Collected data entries

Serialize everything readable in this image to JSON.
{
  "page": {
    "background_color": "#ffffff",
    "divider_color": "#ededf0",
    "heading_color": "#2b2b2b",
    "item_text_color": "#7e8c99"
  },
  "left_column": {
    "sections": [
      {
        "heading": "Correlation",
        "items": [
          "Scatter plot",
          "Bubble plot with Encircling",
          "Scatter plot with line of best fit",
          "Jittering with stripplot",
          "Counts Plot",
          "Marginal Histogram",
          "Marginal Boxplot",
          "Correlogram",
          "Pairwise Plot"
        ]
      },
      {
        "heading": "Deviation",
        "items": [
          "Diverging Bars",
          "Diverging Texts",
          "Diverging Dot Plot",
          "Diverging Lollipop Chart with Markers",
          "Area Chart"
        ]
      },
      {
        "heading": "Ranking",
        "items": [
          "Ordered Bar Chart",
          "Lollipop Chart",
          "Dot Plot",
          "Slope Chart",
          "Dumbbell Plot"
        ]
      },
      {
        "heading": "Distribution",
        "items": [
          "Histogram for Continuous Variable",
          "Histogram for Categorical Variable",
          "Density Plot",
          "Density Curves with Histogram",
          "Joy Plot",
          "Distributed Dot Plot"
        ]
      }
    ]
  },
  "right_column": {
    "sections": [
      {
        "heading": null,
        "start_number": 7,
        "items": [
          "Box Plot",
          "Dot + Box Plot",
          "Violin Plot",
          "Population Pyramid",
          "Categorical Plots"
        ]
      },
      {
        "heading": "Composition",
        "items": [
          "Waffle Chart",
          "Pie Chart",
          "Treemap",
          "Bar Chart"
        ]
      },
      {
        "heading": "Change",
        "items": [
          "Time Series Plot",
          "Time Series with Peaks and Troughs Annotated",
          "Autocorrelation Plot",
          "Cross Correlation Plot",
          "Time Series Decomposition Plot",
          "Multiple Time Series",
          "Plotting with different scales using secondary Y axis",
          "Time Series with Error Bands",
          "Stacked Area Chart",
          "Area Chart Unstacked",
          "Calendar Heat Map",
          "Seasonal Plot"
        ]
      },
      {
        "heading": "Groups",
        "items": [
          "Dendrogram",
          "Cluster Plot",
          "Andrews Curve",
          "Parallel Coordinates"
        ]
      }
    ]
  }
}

Goal: Return only the number of lines in the data above that include the word "Area".

Correct result: 3